## DIRECTIONS FOR THIS TASK
Write out all of the entries exactly, please.

── EXERCISE INPUTS

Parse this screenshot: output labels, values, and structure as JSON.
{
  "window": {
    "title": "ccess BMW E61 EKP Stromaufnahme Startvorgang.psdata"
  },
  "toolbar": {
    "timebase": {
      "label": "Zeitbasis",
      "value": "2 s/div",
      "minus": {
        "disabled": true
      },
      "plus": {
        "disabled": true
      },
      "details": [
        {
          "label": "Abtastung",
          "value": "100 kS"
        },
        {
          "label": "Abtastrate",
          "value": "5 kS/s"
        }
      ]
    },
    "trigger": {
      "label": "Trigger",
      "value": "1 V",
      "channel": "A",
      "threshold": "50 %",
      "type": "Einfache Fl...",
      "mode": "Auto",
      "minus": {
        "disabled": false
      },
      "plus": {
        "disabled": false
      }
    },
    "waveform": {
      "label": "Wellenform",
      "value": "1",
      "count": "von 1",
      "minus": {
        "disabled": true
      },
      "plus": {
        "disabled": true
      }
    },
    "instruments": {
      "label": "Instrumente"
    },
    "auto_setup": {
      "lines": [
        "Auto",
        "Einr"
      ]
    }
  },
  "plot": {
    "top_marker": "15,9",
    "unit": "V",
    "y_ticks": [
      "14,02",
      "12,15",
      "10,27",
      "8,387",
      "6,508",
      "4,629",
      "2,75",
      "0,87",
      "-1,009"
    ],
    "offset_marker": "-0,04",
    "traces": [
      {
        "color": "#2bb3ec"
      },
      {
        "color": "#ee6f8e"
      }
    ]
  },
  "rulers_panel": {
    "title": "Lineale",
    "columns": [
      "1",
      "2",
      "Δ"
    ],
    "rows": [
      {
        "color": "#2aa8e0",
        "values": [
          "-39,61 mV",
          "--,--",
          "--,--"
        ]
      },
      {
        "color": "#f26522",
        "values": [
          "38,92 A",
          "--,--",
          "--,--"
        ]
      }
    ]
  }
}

────

## ANSWER TO THIS TASK
Parse this screenshot: output labels, values, and structure as JSON.
{
  "window": {
    "title": "ccess BMW E61 EKP Stromaufnahme Startvorgang.psdata"
  },
  "toolbar": {
    "timebase": {
      "label": "Zeitbasis",
      "value": "2 s/div",
      "minus": {
        "disabled": true
      },
      "plus": {
        "disabled": true
      },
      "details": [
        {
          "label": "Abtastung",
          "value": "100 kS"
        },
        {
          "label": "Abtastrate",
          "value": "5 kS/s"
        }
      ]
    },
    "trigger": {
      "label": "Trigger",
      "value": "1 V",
      "channel": "A",
      "threshold": "50 %",
      "type": "Einfache Fl...",
      "mode": "Auto",
      "minus": {
        "disabled": false
      },
      "plus": {
        "disabled": false
      }
    },
    "waveform": {
      "label": "Wellenform",
      "value": "1",
      "count": "von 1",
      "minus": {
        "disabled": true
      },
      "plus": {
        "disabled": true
      }
    },
    "instruments": {
      "label": "Instrumente"
    },
    "auto_setup": {
      "lines": [
        "Auto",
        "Einr"
      ]
    }
  },
  "plot": {
    "top_marker": "15,9",
    "unit": "V",
    "y_ticks": [
      "14,02",
      "12,15",
      "10,27",
      "8,387",
      "6,508",
      "4,629",
      "2,75",
      "0,87",
      "-1,009"
    ],
    "offset_marker": "-0,04",
    "traces": [
      {
        "color": "#2bb3ec"
      },
      {
        "color": "#ee6f8e"
      }
    ]
  },
  "rulers_panel": {
    "title": "Lineale",
    "columns": [
      "1",
      "2",
      "Δ"
    ],
    "rows": [
      {
        "color": "#2aa8e0",
        "values": [
          "-39,61 mV",
          "--,--",
          "--,--"
        ]
      },
      {
        "color": "#f26522",
        "values": [
          "38,92 A",
          "--,--",
          "--,--"
        ]
      }
    ]
  }
}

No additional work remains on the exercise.